INSTRUCTIONS FOR THE TASK: List every line in this data where the string "date" occurs.

[Dataset excerpt]

▽

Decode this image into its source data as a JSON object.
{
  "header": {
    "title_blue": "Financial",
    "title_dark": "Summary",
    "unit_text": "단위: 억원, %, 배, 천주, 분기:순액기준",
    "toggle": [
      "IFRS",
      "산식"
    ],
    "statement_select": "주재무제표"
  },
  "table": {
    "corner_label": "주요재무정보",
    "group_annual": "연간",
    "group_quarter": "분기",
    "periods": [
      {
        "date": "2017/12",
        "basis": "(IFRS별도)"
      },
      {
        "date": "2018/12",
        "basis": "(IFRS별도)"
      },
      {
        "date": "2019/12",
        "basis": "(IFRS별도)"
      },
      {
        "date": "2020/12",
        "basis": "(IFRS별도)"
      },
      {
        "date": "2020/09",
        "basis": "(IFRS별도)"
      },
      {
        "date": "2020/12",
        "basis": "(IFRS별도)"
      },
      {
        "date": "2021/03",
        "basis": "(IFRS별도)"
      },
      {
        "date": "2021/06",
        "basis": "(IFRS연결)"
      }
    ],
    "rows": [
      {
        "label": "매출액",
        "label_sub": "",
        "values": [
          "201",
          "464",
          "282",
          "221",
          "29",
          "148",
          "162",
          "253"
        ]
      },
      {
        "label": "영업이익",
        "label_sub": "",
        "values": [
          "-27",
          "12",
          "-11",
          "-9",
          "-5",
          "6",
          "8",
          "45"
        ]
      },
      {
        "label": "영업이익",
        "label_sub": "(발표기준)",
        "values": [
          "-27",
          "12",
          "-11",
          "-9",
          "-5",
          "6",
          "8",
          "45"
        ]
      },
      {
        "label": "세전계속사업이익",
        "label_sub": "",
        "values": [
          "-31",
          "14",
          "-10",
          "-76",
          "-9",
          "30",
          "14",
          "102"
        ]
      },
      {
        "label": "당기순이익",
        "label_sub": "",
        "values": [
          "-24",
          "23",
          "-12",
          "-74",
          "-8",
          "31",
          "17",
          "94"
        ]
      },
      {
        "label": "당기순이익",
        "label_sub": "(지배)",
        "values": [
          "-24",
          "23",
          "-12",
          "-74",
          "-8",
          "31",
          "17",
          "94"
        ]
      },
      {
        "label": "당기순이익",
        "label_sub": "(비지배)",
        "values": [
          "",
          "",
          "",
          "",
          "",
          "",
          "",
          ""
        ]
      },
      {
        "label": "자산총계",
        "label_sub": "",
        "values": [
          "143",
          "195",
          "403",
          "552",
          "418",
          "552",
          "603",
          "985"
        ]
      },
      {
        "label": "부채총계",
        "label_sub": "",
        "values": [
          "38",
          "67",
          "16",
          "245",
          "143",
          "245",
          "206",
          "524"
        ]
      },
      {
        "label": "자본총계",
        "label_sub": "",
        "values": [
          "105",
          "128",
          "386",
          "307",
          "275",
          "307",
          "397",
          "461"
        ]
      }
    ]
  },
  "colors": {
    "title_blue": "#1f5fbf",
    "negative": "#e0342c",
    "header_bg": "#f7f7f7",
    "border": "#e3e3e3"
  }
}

△

COMPLETE RESPONSE:
        "date": "2017/12",
        "date": "2018/12",
        "date": "2019/12",
        "date": "2020/12",
        "date": "2020/09",
        "date": "2020/12",
        "date": "2021/03",
        "date": "2021/06",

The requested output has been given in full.